◆ **Source passage**
I was noticing that the BNP have done disturbingly well in places. 

Bit alarming isn't it?


----------



## plan_D (May 5, 2005)

Certainly not no. This is a democracy. If people want to vote BNP it is no where near disturbing in my eyes. It's quite obvious that people are starting to become annoyed with the increasing number of Asylum Seekers. 

Far from hoping BNP get in power, I would like to see this increase in BNP to send a message to the government that the people are starting to become so annoyed that they are willing to vote extreme right.


----------



## Medvedya (May 5, 2005)

Yes, I can see where you're coming from, and agree with it, but I'd rather they'd gone for UKIP though.


----------



## plan_D (May 5, 2005)

Would you vote for a party that allowed that snivelling rat bag to be their spokesman? 

I agreed with some of things Kilroy said but man, he annoyed the hell out of me. The face alone...I bet his face smelled.


----------



## Medvedya (May 5, 2005)

It is extremely orange isn't it!


----------



## Nonskimmer (May 5, 2005)

I'm sorry Med, but no British politician could ever look (or be) as stupid as the grand toker himself. 

Jean "Thank Christ he's gone!" Chrétien.


----------



## Hot Space (May 5, 2005)

I'm off to kill myself  

Hot Space


----------



## plan_D (May 5, 2005)

Keep the carpet clean.


----------



## Hot Space (May 5, 2005)

I can't I'm having sex with his wife 1st  

Hot Space


----------



## Medvedya (May 5, 2005)

Who's wife? 

Kilroys?


----------



## plan_D (May 5, 2005)

I see, you'll be replicating my avatar then.


----------



## Hot Space (May 5, 2005)

Medvedya said:


> Who's wife?
> 
> Kilroys?



Anyone's. I'm very easy that way  

Hot Space


----------



## Medvedya (May 5, 2005)

And cheap too!


----------



## Hot Space (May 5, 2005)

Yes I am  

Hot Space


----------



## plan_D (May 5, 2005)

Better than using your natural wife.


----------



## Hot Space (May 5, 2005)

Nah last time she cost me a fortune.............and that was only for sucking me inner knee  

Hot Space


----------



## Medvedya (May 5, 2005)

Well, well, well - we have a new M.P it seems. I'm surprised as Valerie Davey did a pretty reasonable job.

Bristol West 

Stephen Williams Liberal Democrat 21,987 38.3 +9.4 
Valerie Davey Labour 16,859 29.4 -7.4 
David Martin Conservative 15,429 26.9 -1.9 
Justin Quinnell Green 2,163 3.8 +0.3 
Simon Muir UK Independence Party 439 0.8 -0.1 
Bernard Kennedy Socialist Labour Party 329 0.6 -0.5 
Douglas Reid Save Bristol North Baths Party 190 0.3


----------



## Hot Space (May 5, 2005)

◆ **Extracted information**

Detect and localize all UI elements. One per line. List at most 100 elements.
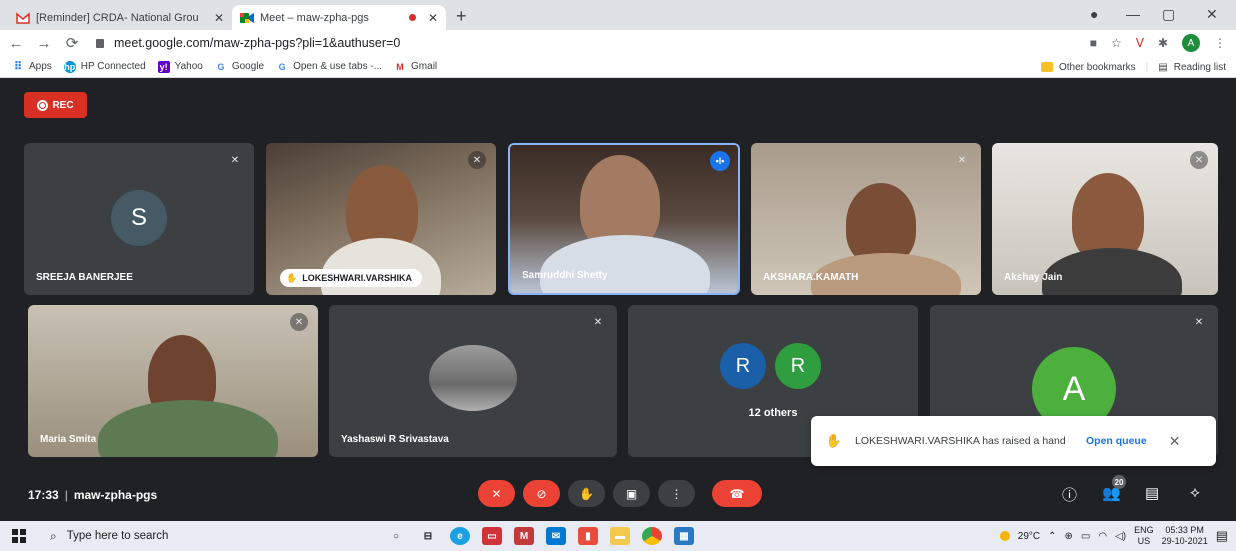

* * *

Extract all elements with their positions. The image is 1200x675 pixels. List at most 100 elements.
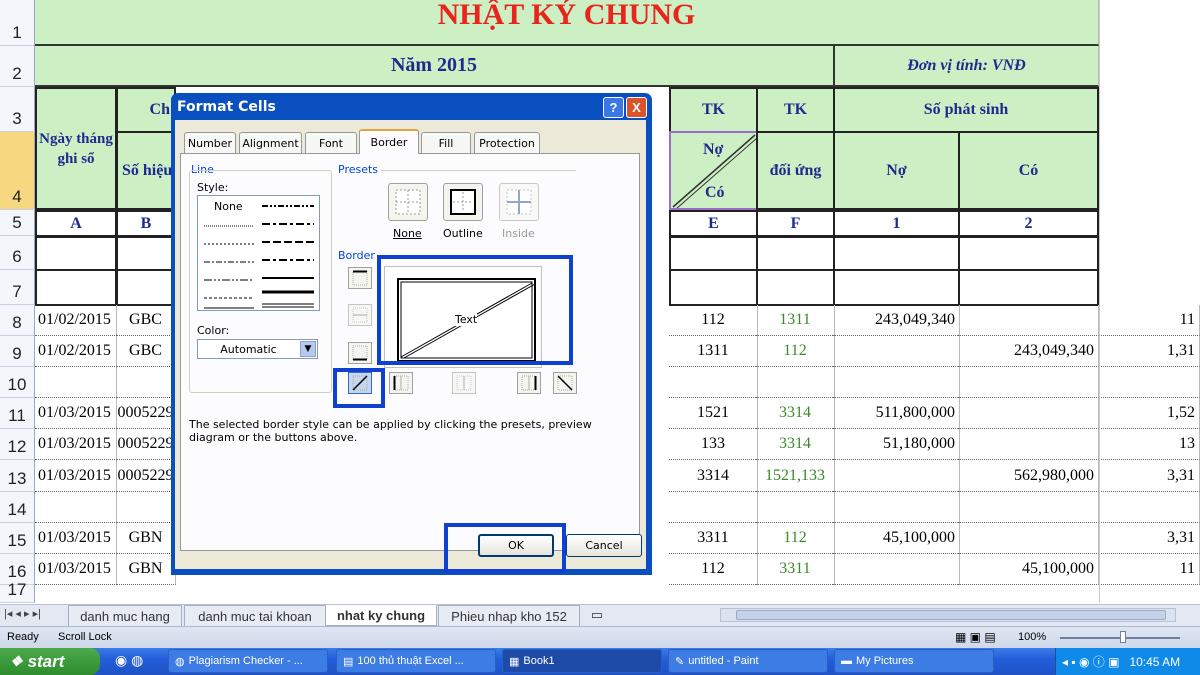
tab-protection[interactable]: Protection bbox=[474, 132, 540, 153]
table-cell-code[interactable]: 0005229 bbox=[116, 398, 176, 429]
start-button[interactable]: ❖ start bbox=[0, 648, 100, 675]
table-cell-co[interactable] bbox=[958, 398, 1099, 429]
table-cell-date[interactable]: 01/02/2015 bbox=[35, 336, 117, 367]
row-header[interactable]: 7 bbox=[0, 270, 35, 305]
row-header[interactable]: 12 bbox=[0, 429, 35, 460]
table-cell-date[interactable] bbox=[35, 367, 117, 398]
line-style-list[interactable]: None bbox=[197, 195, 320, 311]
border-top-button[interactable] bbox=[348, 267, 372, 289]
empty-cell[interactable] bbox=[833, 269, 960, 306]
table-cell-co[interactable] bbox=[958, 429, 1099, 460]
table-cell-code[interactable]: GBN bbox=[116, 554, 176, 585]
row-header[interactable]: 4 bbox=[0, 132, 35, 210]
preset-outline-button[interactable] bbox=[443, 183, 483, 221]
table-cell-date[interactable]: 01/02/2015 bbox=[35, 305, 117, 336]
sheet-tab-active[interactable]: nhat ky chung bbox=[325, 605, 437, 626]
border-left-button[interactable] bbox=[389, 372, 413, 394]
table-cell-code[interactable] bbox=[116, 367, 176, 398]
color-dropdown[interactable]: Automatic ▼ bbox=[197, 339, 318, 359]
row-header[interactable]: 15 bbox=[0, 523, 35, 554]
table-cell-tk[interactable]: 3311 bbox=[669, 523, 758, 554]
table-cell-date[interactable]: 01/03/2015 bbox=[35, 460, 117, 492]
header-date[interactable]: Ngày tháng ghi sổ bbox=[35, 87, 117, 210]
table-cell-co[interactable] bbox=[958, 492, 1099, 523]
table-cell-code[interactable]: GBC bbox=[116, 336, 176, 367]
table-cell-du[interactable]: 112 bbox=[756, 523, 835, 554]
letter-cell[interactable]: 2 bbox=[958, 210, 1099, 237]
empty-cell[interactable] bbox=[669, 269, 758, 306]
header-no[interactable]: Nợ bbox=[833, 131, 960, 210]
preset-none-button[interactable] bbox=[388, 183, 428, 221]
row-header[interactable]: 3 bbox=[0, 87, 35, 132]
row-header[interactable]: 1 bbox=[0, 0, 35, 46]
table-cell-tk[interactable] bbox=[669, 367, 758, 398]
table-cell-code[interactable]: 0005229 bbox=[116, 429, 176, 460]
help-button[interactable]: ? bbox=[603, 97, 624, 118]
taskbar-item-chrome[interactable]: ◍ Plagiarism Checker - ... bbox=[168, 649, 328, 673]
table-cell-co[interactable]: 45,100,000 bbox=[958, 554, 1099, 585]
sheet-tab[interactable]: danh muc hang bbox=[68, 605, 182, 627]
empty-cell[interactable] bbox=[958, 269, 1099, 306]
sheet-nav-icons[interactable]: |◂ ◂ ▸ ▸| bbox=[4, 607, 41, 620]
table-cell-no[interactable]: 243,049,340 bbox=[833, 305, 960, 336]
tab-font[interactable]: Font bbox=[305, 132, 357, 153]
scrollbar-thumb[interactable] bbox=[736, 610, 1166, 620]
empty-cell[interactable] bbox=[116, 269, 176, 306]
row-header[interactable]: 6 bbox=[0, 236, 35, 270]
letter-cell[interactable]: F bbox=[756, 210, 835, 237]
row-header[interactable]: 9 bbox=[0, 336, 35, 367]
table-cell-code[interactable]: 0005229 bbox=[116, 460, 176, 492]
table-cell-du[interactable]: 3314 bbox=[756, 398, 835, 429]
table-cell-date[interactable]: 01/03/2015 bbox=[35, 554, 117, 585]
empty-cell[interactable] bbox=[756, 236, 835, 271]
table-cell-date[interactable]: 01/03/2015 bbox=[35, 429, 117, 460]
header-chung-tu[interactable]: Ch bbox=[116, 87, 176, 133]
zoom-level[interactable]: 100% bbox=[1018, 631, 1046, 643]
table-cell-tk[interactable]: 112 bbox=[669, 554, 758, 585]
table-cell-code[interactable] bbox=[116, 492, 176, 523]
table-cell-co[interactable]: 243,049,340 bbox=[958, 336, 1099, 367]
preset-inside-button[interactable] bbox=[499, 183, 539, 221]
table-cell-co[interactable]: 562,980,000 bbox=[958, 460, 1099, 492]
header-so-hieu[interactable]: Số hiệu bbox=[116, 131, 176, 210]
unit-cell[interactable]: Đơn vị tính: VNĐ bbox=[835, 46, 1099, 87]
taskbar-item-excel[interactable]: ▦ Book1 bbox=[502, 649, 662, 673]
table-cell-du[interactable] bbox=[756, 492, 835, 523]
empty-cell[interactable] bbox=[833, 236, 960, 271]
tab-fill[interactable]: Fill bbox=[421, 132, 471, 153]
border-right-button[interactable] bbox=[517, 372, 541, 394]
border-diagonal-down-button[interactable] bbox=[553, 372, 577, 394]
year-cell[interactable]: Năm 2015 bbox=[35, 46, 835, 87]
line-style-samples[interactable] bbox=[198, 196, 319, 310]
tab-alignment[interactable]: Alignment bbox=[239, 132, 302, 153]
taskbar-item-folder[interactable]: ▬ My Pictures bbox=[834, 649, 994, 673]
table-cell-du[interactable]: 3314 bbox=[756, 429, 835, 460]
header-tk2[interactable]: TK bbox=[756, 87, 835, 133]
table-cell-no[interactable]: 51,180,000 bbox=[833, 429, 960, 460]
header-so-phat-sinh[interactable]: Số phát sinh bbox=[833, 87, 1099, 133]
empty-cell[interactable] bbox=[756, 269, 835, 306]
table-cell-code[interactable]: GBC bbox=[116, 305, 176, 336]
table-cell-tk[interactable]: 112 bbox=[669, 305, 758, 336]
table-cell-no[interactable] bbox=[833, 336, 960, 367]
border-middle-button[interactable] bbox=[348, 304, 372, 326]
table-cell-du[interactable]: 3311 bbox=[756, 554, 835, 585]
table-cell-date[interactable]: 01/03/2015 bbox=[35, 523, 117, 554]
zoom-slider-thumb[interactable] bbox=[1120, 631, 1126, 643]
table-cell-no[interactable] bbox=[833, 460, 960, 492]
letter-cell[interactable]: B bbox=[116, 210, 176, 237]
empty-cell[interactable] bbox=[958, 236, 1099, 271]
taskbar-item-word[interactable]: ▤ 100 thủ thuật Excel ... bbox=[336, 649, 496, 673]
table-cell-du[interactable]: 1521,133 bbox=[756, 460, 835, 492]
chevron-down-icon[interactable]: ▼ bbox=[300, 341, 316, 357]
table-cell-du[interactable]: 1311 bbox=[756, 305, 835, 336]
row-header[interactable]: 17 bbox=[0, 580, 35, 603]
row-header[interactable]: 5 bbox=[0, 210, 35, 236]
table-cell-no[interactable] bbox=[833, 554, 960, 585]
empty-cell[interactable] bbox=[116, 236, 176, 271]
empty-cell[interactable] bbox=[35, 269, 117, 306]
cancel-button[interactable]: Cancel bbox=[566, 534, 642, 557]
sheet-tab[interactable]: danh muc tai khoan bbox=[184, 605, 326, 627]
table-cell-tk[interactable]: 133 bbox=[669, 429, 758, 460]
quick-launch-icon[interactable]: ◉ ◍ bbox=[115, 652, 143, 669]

◆ **Task requirements**
Restate the stretch of the election thread that opens with "It is extremely" and closes with "grand toker himself.", putting "Canadian politician" wherever "British politician" appears.

◆ **Answer to the problem**
It is extremely orange isn't it!


----------



## Nonskimmer (May 5, 2005)

I'm sorry Med, but no Canadian politician could ever look (or be) as stupid as the grand toker himself.